Source data

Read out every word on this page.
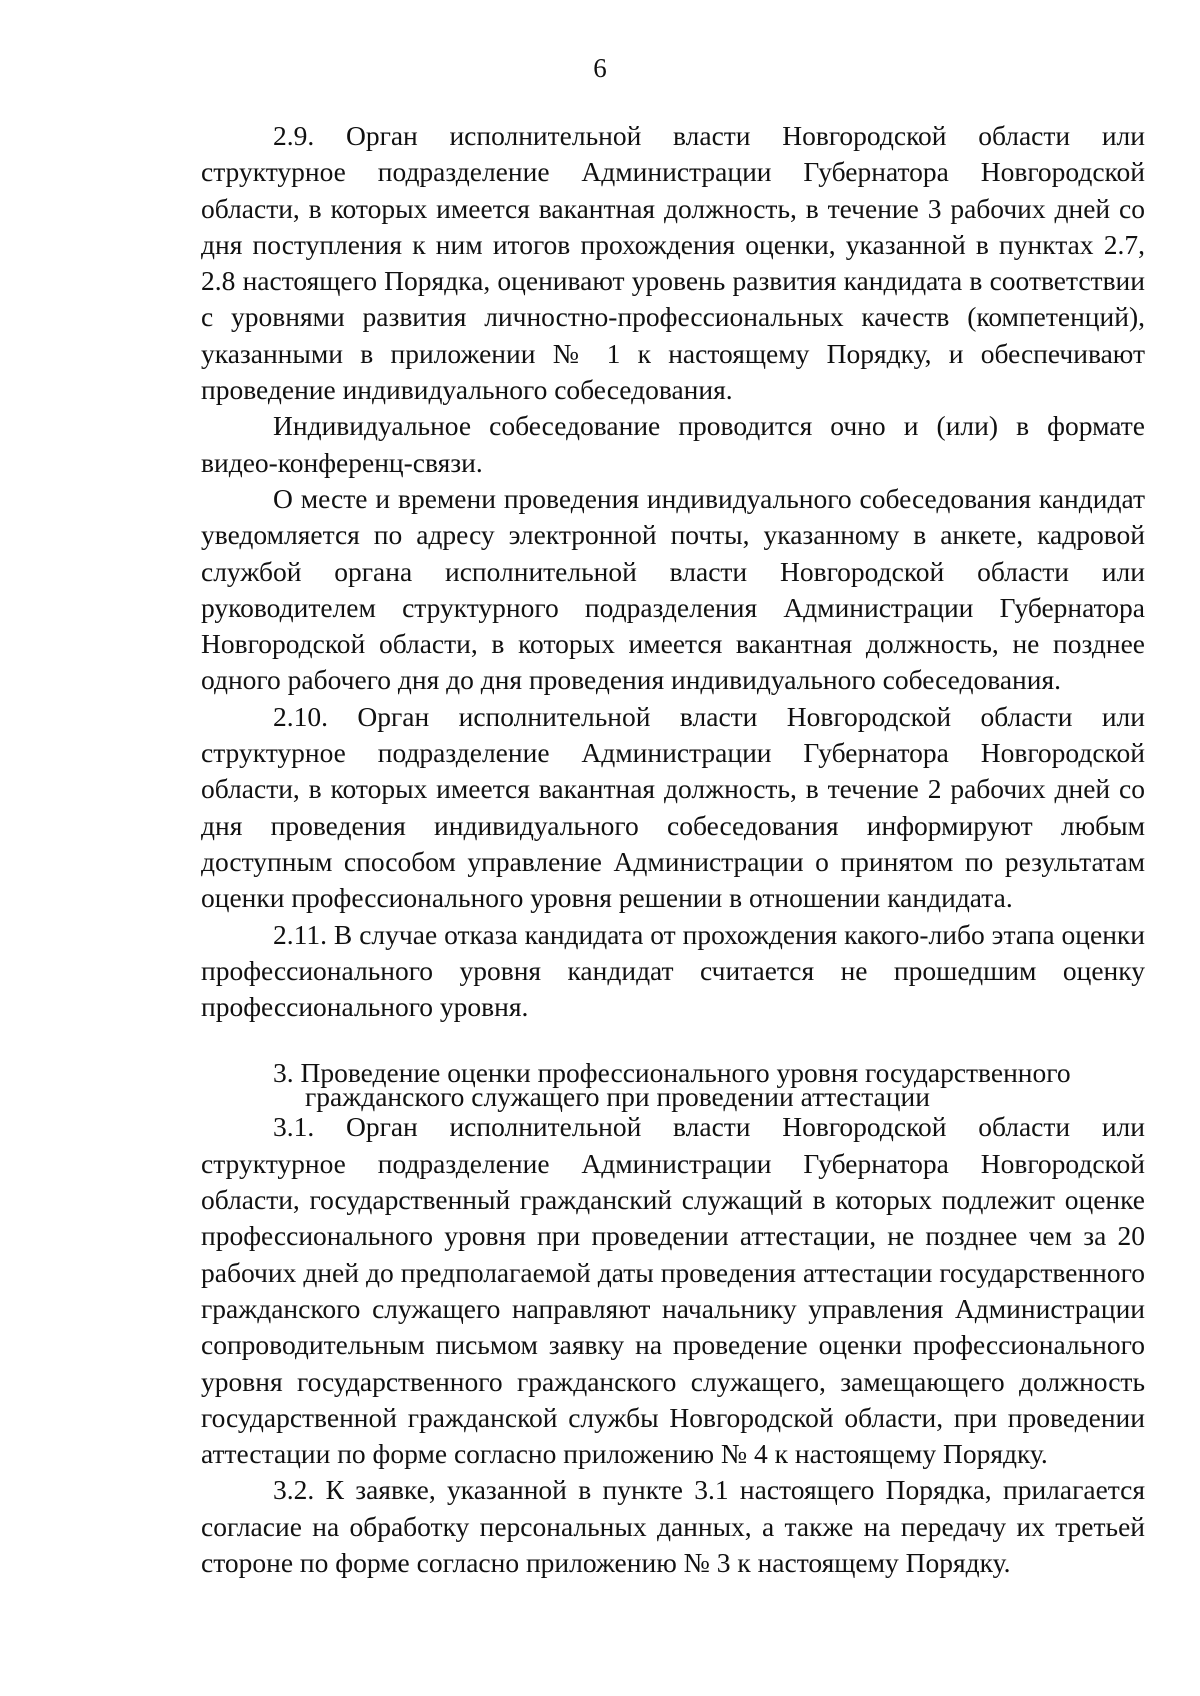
6

2.9. Орган исполнительной власти Новгородской области или структурное подразделение Администрации Губернатора Новгородской области, в которых имеется вакантная должность, в течение 3 рабочих дней со дня поступления к ним итогов прохождения оценки, указанной в пунктах 2.7, 2.8 настоящего Порядка, оценивают уровень развития кандидата в соответствии с уровнями развития личностно-профессиональных качеств (компетенций), указанными в приложении № 1 к настоящему Порядку, и обеспечивают проведение индивидуального собеседования.

Индивидуальное собеседование проводится очно и (или) в формате видео-конференц-связи.

О месте и времени проведения индивидуального собеседования кандидат уведомляется по адресу электронной почты, указанному в анкете, кадровой службой органа исполнительной власти Новгородской области или руководителем структурного подразделения Администрации Губернатора Новгородской области, в которых имеется вакантная должность, не позднее одного рабочего дня до дня проведения индивидуального собеседования.

2.10. Орган исполнительной власти Новгородской области или структурное подразделение Администрации Губернатора Новгородской области, в которых имеется вакантная должность, в течение 2 рабочих дней со дня проведения индивидуального собеседования информируют любым доступным способом управление Администрации о принятом по результатам оценки профессионального уровня решении в отношении кандидата.

2.11. В случае отказа кандидата от прохождения какого-либо этапа оценки профессионального уровня кандидат считается не прошедшим оценку профессионального уровня.

3. Проведение оценки профессионального уровня государственного
гражданского служащего при проведении аттестации

3.1. Орган исполнительной власти Новгородской области или структурное подразделение Администрации Губернатора Новгородской области, государственный гражданский служащий в которых подлежит оценке профессионального уровня при проведении аттестации, не позднее чем за 20 рабочих дней до предполагаемой даты проведения аттестации государственного гражданского служащего направляют начальнику управления Администрации сопроводительным письмом заявку на проведение оценки профессионального уровня государственного гражданского служащего, замещающего должность государственной гражданской службы Новгородской области, при проведении аттестации по форме согласно приложению № 4 к настоящему Порядку.

3.2. К заявке, указанной в пункте 3.1 настоящего Порядка, прилагается согласие на обработку персональных данных, а также на передачу их третьей стороне по форме согласно приложению № 3 к настоящему Порядку.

What is expected
Set down all the data again exactly as above, pictures excluded.

Written solution
Read out every word on this page.
6

2.9. Орган исполнительной власти Новгородской области или структурное подразделение Администрации Губернатора Новгородской области, в которых имеется вакантная должность, в течение 3 рабочих дней со дня поступления к ним итогов прохождения оценки, указанной в пунктах 2.7, 2.8 настоящего Порядка, оценивают уровень развития кандидата в соответствии с уровнями развития личностно-профессиональных качеств (компетенций), указанными в приложении № 1 к настоящему Порядку, и обеспечивают проведение индивидуального собеседования.

Индивидуальное собеседование проводится очно и (или) в формате видео-конференц-связи.

О месте и времени проведения индивидуального собеседования кандидат уведомляется по адресу электронной почты, указанному в анкете, кадровой службой органа исполнительной власти Новгородской области или руководителем структурного подразделения Администрации Губернатора Новгородской области, в которых имеется вакантная должность, не позднее одного рабочего дня до дня проведения индивидуального собеседования.

2.10. Орган исполнительной власти Новгородской области или структурное подразделение Администрации Губернатора Новгородской области, в которых имеется вакантная должность, в течение 2 рабочих дней со дня проведения индивидуального собеседования информируют любым доступным способом управление Администрации о принятом по результатам оценки профессионального уровня решении в отношении кандидата.

2.11. В случае отказа кандидата от прохождения какого-либо этапа оценки профессионального уровня кандидат считается не прошедшим оценку профессионального уровня.

3. Проведение оценки профессионального уровня государственного
гражданского служащего при проведении аттестации

3.1. Орган исполнительной власти Новгородской области или структурное подразделение Администрации Губернатора Новгородской области, государственный гражданский служащий в которых подлежит оценке профессионального уровня при проведении аттестации, не позднее чем за 20 рабочих дней до предполагаемой даты проведения аттестации государственного гражданского служащего направляют начальнику управления Администрации сопроводительным письмом заявку на проведение оценки профессионального уровня государственного гражданского служащего, замещающего должность государственной гражданской службы Новгородской области, при проведении аттестации по форме согласно приложению № 4 к настоящему Порядку.

3.2. К заявке, указанной в пункте 3.1 настоящего Порядка, прилагается согласие на обработку персональных данных, а также на передачу их третьей стороне по форме согласно приложению № 3 к настоящему Порядку.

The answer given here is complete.